## Job
Make an exact copy of each entry, leaving out every picture.
## Start Material provided
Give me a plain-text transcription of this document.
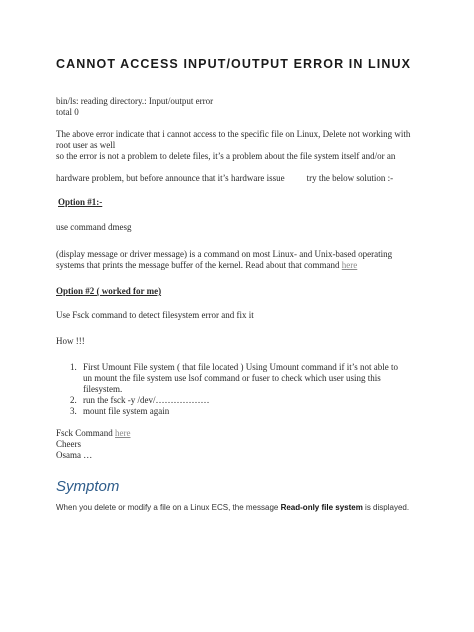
CANNOT ACCESS INPUT/OUTPUT ERROR IN LINUX

bin/ls: reading directory.: Input/output error

total 0

The above error indicate that i cannot access to the specific file on Linux, Delete not working with root user as well

so the error is not a problem to delete files, it’s a problem about the file system itself and/or an

hardware problem, but before announce that it’s hardware issue try the below solution :-

Option #1:-

use command dmesg

(display message or driver message) is a command on most Linux- and Unix-based operating systems that prints the message buffer of the kernel. Read about that command here

Option #2 ( worked for me)

Use Fsck command to detect filesystem error and fix it

How !!!

1. First Umount File system ( that file located ) Using Umount command if it’s not able to un mount the file system use lsof command or fuser to check which user using this filesystem.
2. run the fsck -y /dev/………………
3. mount file system again

Fsck Command here

Cheers

Osama …

Symptom
When you delete or modify a file on a Linux ECS, the message Read-only file system is displayed.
## End Material provided
## Exercise response
Give me a plain-text transcription of this document.
CANNOT ACCESS INPUT/OUTPUT ERROR IN LINUX

bin/ls: reading directory.: Input/output error

total 0

The above error indicate that i cannot access to the specific file on Linux, Delete not working with root user as well

so the error is not a problem to delete files, it’s a problem about the file system itself and/or an

hardware problem, but before announce that it’s hardware issue try the below solution :-

Option #1:-

use command dmesg

(display message or driver message) is a command on most Linux- and Unix-based operating systems that prints the message buffer of the kernel. Read about that command here

Option #2 ( worked for me)

Use Fsck command to detect filesystem error and fix it

How !!!

1. First Umount File system ( that file located ) Using Umount command if it’s not able to un mount the file system use lsof command or fuser to check which user using this filesystem.
2. run the fsck -y /dev/………………
3. mount file system again

Fsck Command here

Cheers

Osama …

Symptom
When you delete or modify a file on a Linux ECS, the message Read-only file system is displayed.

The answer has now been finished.